**Items**

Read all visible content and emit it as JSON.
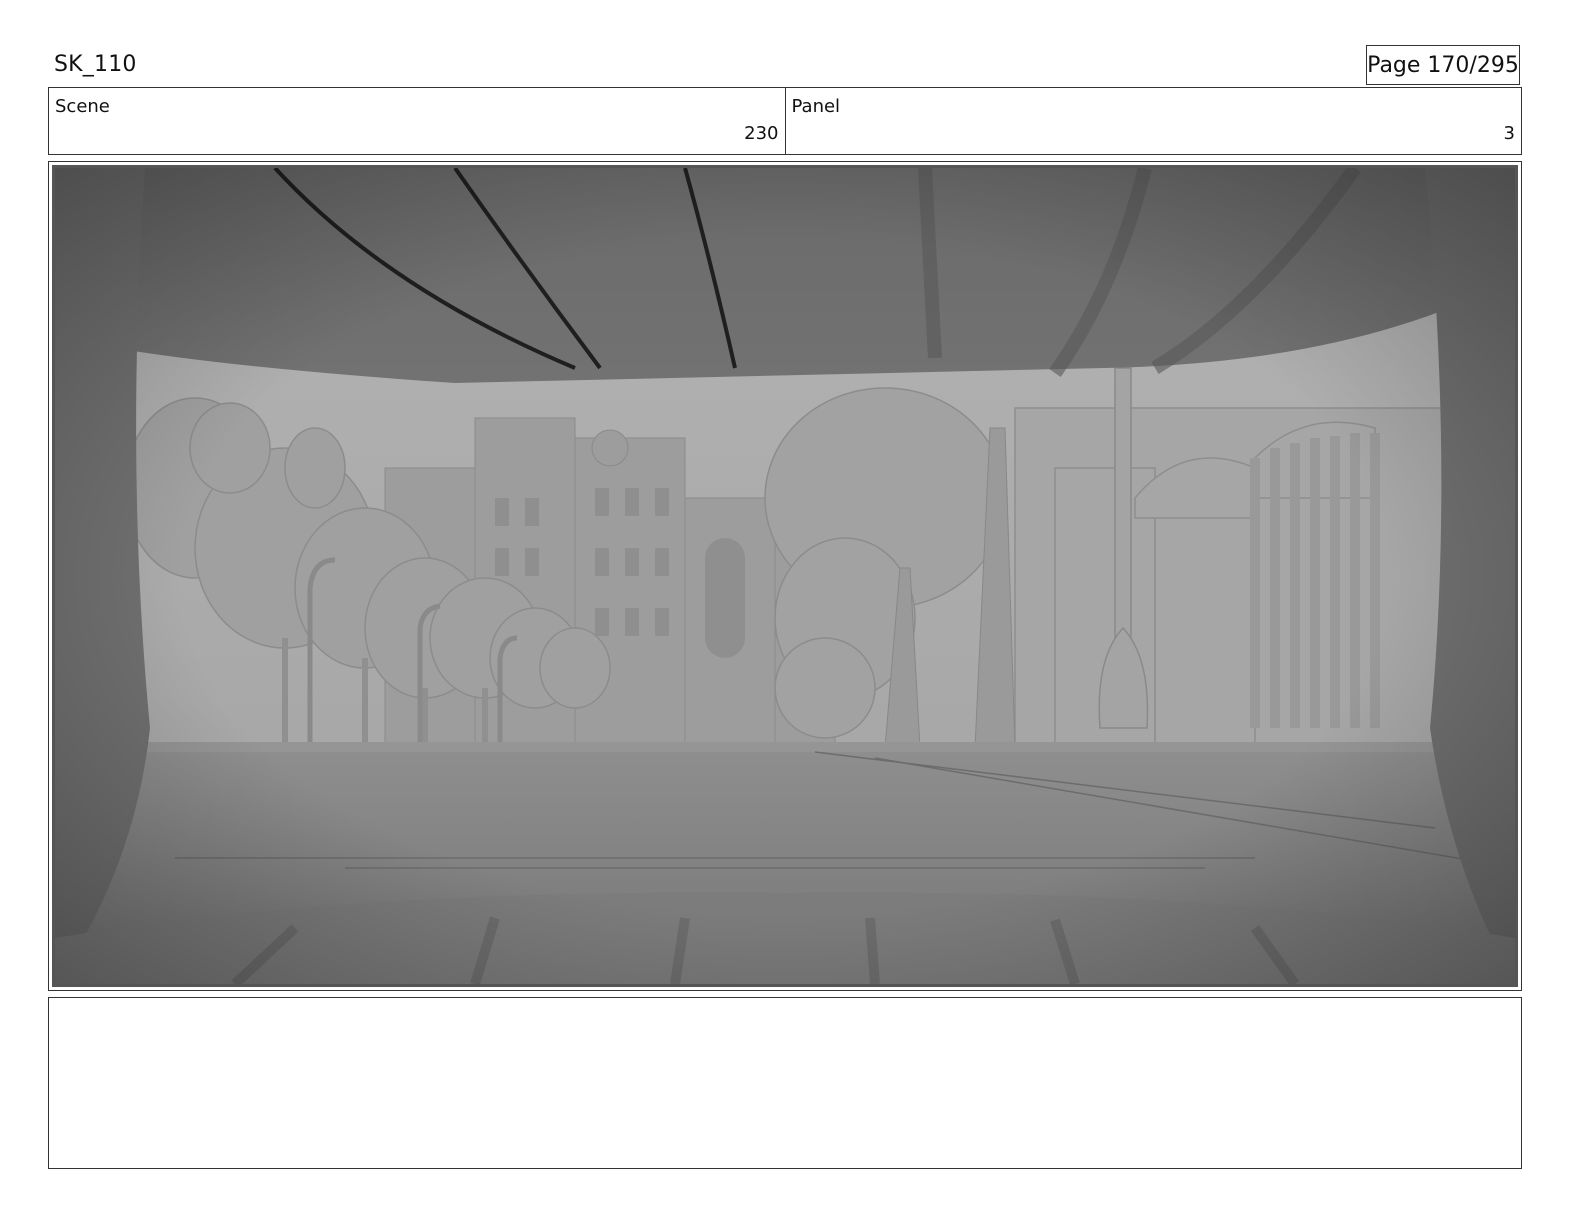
{
  "header": {
    "doc_id": "SK_110",
    "page": "Page 170/295"
  },
  "info": {
    "scene_label": "Scene",
    "scene_value": "230",
    "panel_label": "Panel",
    "panel_value": "3"
  },
  "panel_image": {
    "description_icon": "storyboard-frame-icon",
    "colors": {
      "sky": "#a9a9a9",
      "street": "#7f7f7f",
      "vignette": "#6e6e6e"
    }
  },
  "notes": {
    "text": ""
  }
}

**Requirement**
Without the pictures, return the entries exactly as they appear.

**Written solution**
Read all visible content and emit it as JSON.
{
  "header": {
    "doc_id": "SK_110",
    "page": "Page 170/295"
  },
  "info": {
    "scene_label": "Scene",
    "scene_value": "230",
    "panel_label": "Panel",
    "panel_value": "3"
  },
  "panel_image": {
    "description_icon": "storyboard-frame-icon",
    "colors": {
      "sky": "#a9a9a9",
      "street": "#7f7f7f",
      "vignette": "#6e6e6e"
    }
  },
  "notes": {
    "text": ""
  }
}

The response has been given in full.